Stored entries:
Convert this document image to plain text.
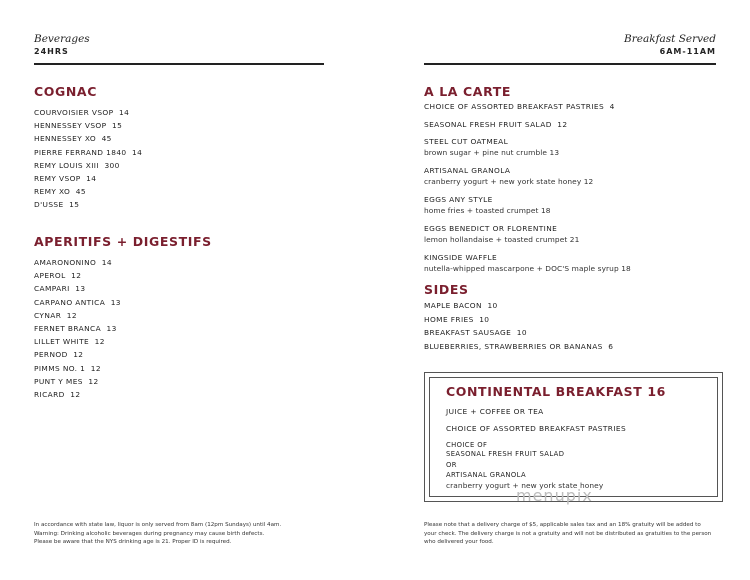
Beverages
24HRS
COGNAC
COURVOISIER VSOP 14
HENNESSEY VSOP 15
HENNESSEY XO 45
PIERRE FERRAND 1840 14
REMY LOUIS XIII 300
REMY VSOP 14
REMY XO 45
D'USSE 15
APERITIFS + DIGESTIFS
AMARONONINO 14
APEROL 12
CAMPARI 13
CARPANO ANTICA 13
CYNAR 12
FERNET BRANCA 13
LILLET WHITE 12
PERNOD 12
PIMMS NO. 1 12
PUNT Y MES 12
RICARD 12
In accordance with state law, liquor is only served from 8am (12pm Sundays) until 4am.
Warning: Drinking alcoholic beverages during pregnancy may cause birth defects.
Please be aware that the NYS drinking age is 21. Proper ID is required.
Breakfast Served
6AM-11AM
A LA CARTE
CHOICE OF ASSORTED BREAKFAST PASTRIES 4
SEASONAL FRESH FRUIT SALAD 12
STEEL CUT OATMEAL
brown sugar + pine nut crumble 13
ARTISANAL GRANOLA
cranberry yogurt + new york state honey 12
EGGS ANY STYLE
home fries + toasted crumpet 18
EGGS BENEDICT OR FLORENTINE
lemon hollandaise + toasted crumpet 21
KINGSIDE WAFFLE
nutella-whipped mascarpone + DOC'S maple syrup 18
SIDES
MAPLE BACON 10
HOME FRIES 10
BREAKFAST SAUSAGE 10
BLUEBERRIES, STRAWBERRIES OR BANANAS 6
CONTINENTAL BREAKFAST 16
JUICE + COFFEE OR TEA
CHOICE OF ASSORTED BREAKFAST PASTRIES
CHOICE OF
SEASONAL FRESH FRUIT SALAD
OR
ARTISANAL GRANOLA
cranberry yogurt + new york state honey
menupix
Please note that a delivery charge of $5, applicable sales tax and an 18% gratuity will be added to
your check. The delivery charge is not a gratuity and will not be distributed as gratuities to the person
who delivered your food.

**WHAT IS EXPECTED**
Every record must be copied exactly, with the pictures left out.

**TASK ANSWER**
Convert this document image to plain text.
Beverages
24HRS
COGNAC
COURVOISIER VSOP 14
HENNESSEY VSOP 15
HENNESSEY XO 45
PIERRE FERRAND 1840 14
REMY LOUIS XIII 300
REMY VSOP 14
REMY XO 45
D'USSE 15
APERITIFS + DIGESTIFS
AMARONONINO 14
APEROL 12
CAMPARI 13
CARPANO ANTICA 13
CYNAR 12
FERNET BRANCA 13
LILLET WHITE 12
PERNOD 12
PIMMS NO. 1 12
PUNT Y MES 12
RICARD 12
In accordance with state law, liquor is only served from 8am (12pm Sundays) until 4am.
Warning: Drinking alcoholic beverages during pregnancy may cause birth defects.
Please be aware that the NYS drinking age is 21. Proper ID is required.
Breakfast Served
6AM-11AM
A LA CARTE
CHOICE OF ASSORTED BREAKFAST PASTRIES 4
SEASONAL FRESH FRUIT SALAD 12
STEEL CUT OATMEAL
brown sugar + pine nut crumble 13
ARTISANAL GRANOLA
cranberry yogurt + new york state honey 12
EGGS ANY STYLE
home fries + toasted crumpet 18
EGGS BENEDICT OR FLORENTINE
lemon hollandaise + toasted crumpet 21
KINGSIDE WAFFLE
nutella-whipped mascarpone + DOC'S maple syrup 18
SIDES
MAPLE BACON 10
HOME FRIES 10
BREAKFAST SAUSAGE 10
BLUEBERRIES, STRAWBERRIES OR BANANAS 6
CONTINENTAL BREAKFAST 16
JUICE + COFFEE OR TEA
CHOICE OF ASSORTED BREAKFAST PASTRIES
CHOICE OF
SEASONAL FRESH FRUIT SALAD
OR
ARTISANAL GRANOLA
cranberry yogurt + new york state honey
menupix
Please note that a delivery charge of $5, applicable sales tax and an 18% gratuity will be added to
your check. The delivery charge is not a gratuity and will not be distributed as gratuities to the person
who delivered your food.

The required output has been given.